[Begin Stored records]

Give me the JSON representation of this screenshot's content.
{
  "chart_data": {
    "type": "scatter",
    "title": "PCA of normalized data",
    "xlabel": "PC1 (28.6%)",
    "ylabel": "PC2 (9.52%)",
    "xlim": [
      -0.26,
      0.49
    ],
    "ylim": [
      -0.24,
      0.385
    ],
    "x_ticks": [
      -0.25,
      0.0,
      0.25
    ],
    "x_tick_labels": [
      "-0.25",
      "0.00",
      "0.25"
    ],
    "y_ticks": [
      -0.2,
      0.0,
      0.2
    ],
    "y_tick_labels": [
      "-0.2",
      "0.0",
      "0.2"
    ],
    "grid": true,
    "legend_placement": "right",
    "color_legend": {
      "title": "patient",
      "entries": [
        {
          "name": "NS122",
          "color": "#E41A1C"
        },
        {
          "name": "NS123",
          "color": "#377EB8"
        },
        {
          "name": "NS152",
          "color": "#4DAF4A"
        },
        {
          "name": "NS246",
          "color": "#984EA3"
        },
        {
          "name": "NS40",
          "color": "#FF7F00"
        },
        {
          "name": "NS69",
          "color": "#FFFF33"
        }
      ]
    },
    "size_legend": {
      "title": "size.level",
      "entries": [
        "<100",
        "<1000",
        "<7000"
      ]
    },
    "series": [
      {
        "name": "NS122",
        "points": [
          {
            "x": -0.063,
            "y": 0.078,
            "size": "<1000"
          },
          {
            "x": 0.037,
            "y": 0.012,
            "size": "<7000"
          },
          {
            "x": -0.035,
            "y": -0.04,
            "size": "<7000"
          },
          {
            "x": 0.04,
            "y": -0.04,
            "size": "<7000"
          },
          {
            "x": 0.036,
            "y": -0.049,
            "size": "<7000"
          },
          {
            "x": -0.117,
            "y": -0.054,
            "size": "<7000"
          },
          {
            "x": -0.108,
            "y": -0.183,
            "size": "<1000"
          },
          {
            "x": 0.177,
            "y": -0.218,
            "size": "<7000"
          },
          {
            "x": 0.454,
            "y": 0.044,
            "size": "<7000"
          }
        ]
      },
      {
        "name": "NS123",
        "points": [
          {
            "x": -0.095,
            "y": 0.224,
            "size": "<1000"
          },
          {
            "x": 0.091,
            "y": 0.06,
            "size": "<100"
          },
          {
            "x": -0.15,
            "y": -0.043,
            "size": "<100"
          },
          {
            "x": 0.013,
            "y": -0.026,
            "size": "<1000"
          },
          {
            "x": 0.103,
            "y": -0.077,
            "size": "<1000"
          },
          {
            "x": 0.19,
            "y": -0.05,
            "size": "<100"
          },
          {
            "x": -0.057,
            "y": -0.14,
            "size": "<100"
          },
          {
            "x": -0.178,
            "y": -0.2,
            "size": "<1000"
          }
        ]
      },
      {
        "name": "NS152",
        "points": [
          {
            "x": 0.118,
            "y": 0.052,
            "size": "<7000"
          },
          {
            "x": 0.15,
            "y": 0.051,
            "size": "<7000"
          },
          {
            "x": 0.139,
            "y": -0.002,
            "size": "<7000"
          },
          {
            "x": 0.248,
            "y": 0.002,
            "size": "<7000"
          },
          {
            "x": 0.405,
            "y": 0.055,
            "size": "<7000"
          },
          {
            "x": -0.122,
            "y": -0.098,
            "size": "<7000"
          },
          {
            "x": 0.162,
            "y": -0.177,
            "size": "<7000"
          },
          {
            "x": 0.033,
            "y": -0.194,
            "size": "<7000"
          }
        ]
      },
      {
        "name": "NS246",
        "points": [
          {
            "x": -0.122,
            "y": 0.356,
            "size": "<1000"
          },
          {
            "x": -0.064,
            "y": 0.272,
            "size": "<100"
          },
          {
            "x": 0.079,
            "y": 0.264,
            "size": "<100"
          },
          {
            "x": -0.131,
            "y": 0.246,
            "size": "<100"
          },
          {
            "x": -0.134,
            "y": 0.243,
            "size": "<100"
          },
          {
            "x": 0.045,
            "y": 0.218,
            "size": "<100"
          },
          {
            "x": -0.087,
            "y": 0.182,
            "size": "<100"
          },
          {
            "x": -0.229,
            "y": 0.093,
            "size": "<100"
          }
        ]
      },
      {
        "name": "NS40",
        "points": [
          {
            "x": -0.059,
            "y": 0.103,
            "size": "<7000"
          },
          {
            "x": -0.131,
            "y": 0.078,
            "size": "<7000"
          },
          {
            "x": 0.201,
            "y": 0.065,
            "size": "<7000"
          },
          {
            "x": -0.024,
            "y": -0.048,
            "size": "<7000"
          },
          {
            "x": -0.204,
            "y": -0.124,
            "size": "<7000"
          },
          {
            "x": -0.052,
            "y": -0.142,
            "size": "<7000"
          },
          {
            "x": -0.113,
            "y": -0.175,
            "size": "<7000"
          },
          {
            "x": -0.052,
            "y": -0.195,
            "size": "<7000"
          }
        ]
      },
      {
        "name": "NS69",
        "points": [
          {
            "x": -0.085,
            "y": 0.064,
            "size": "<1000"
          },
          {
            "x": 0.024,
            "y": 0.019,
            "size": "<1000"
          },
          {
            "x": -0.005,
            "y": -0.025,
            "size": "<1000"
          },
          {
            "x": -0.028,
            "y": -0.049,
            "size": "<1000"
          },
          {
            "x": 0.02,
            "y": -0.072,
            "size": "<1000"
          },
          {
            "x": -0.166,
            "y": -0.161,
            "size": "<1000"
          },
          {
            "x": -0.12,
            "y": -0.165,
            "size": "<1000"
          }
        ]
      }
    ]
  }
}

[End Stored records]

What is being asked: Restate each record exactly as written.

Solved problem:
Give me the JSON representation of this screenshot's content.
{
  "chart_data": {
    "type": "scatter",
    "title": "PCA of normalized data",
    "xlabel": "PC1 (28.6%)",
    "ylabel": "PC2 (9.52%)",
    "xlim": [
      -0.26,
      0.49
    ],
    "ylim": [
      -0.24,
      0.385
    ],
    "x_ticks": [
      -0.25,
      0.0,
      0.25
    ],
    "x_tick_labels": [
      "-0.25",
      "0.00",
      "0.25"
    ],
    "y_ticks": [
      -0.2,
      0.0,
      0.2
    ],
    "y_tick_labels": [
      "-0.2",
      "0.0",
      "0.2"
    ],
    "grid": true,
    "legend_placement": "right",
    "color_legend": {
      "title": "patient",
      "entries": [
        {
          "name": "NS122",
          "color": "#E41A1C"
        },
        {
          "name": "NS123",
          "color": "#377EB8"
        },
        {
          "name": "NS152",
          "color": "#4DAF4A"
        },
        {
          "name": "NS246",
          "color": "#984EA3"
        },
        {
          "name": "NS40",
          "color": "#FF7F00"
        },
        {
          "name": "NS69",
          "color": "#FFFF33"
        }
      ]
    },
    "size_legend": {
      "title": "size.level",
      "entries": [
        "<100",
        "<1000",
        "<7000"
      ]
    },
    "series": [
      {
        "name": "NS122",
        "points": [
          {
            "x": -0.063,
            "y": 0.078,
            "size": "<1000"
          },
          {
            "x": 0.037,
            "y": 0.012,
            "size": "<7000"
          },
          {
            "x": -0.035,
            "y": -0.04,
            "size": "<7000"
          },
          {
            "x": 0.04,
            "y": -0.04,
            "size": "<7000"
          },
          {
            "x": 0.036,
            "y": -0.049,
            "size": "<7000"
          },
          {
            "x": -0.117,
            "y": -0.054,
            "size": "<7000"
          },
          {
            "x": -0.108,
            "y": -0.183,
            "size": "<1000"
          },
          {
            "x": 0.177,
            "y": -0.218,
            "size": "<7000"
          },
          {
            "x": 0.454,
            "y": 0.044,
            "size": "<7000"
          }
        ]
      },
      {
        "name": "NS123",
        "points": [
          {
            "x": -0.095,
            "y": 0.224,
            "size": "<1000"
          },
          {
            "x": 0.091,
            "y": 0.06,
            "size": "<100"
          },
          {
            "x": -0.15,
            "y": -0.043,
            "size": "<100"
          },
          {
            "x": 0.013,
            "y": -0.026,
            "size": "<1000"
          },
          {
            "x": 0.103,
            "y": -0.077,
            "size": "<1000"
          },
          {
            "x": 0.19,
            "y": -0.05,
            "size": "<100"
          },
          {
            "x": -0.057,
            "y": -0.14,
            "size": "<100"
          },
          {
            "x": -0.178,
            "y": -0.2,
            "size": "<1000"
          }
        ]
      },
      {
        "name": "NS152",
        "points": [
          {
            "x": 0.118,
            "y": 0.052,
            "size": "<7000"
          },
          {
            "x": 0.15,
            "y": 0.051,
            "size": "<7000"
          },
          {
            "x": 0.139,
            "y": -0.002,
            "size": "<7000"
          },
          {
            "x": 0.248,
            "y": 0.002,
            "size": "<7000"
          },
          {
            "x": 0.405,
            "y": 0.055,
            "size": "<7000"
          },
          {
            "x": -0.122,
            "y": -0.098,
            "size": "<7000"
          },
          {
            "x": 0.162,
            "y": -0.177,
            "size": "<7000"
          },
          {
            "x": 0.033,
            "y": -0.194,
            "size": "<7000"
          }
        ]
      },
      {
        "name": "NS246",
        "points": [
          {
            "x": -0.122,
            "y": 0.356,
            "size": "<1000"
          },
          {
            "x": -0.064,
            "y": 0.272,
            "size": "<100"
          },
          {
            "x": 0.079,
            "y": 0.264,
            "size": "<100"
          },
          {
            "x": -0.131,
            "y": 0.246,
            "size": "<100"
          },
          {
            "x": -0.134,
            "y": 0.243,
            "size": "<100"
          },
          {
            "x": 0.045,
            "y": 0.218,
            "size": "<100"
          },
          {
            "x": -0.087,
            "y": 0.182,
            "size": "<100"
          },
          {
            "x": -0.229,
            "y": 0.093,
            "size": "<100"
          }
        ]
      },
      {
        "name": "NS40",
        "points": [
          {
            "x": -0.059,
            "y": 0.103,
            "size": "<7000"
          },
          {
            "x": -0.131,
            "y": 0.078,
            "size": "<7000"
          },
          {
            "x": 0.201,
            "y": 0.065,
            "size": "<7000"
          },
          {
            "x": -0.024,
            "y": -0.048,
            "size": "<7000"
          },
          {
            "x": -0.204,
            "y": -0.124,
            "size": "<7000"
          },
          {
            "x": -0.052,
            "y": -0.142,
            "size": "<7000"
          },
          {
            "x": -0.113,
            "y": -0.175,
            "size": "<7000"
          },
          {
            "x": -0.052,
            "y": -0.195,
            "size": "<7000"
          }
        ]
      },
      {
        "name": "NS69",
        "points": [
          {
            "x": -0.085,
            "y": 0.064,
            "size": "<1000"
          },
          {
            "x": 0.024,
            "y": 0.019,
            "size": "<1000"
          },
          {
            "x": -0.005,
            "y": -0.025,
            "size": "<1000"
          },
          {
            "x": -0.028,
            "y": -0.049,
            "size": "<1000"
          },
          {
            "x": 0.02,
            "y": -0.072,
            "size": "<1000"
          },
          {
            "x": -0.166,
            "y": -0.161,
            "size": "<1000"
          },
          {
            "x": -0.12,
            "y": -0.165,
            "size": "<1000"
          }
        ]
      }
    ]
  }
}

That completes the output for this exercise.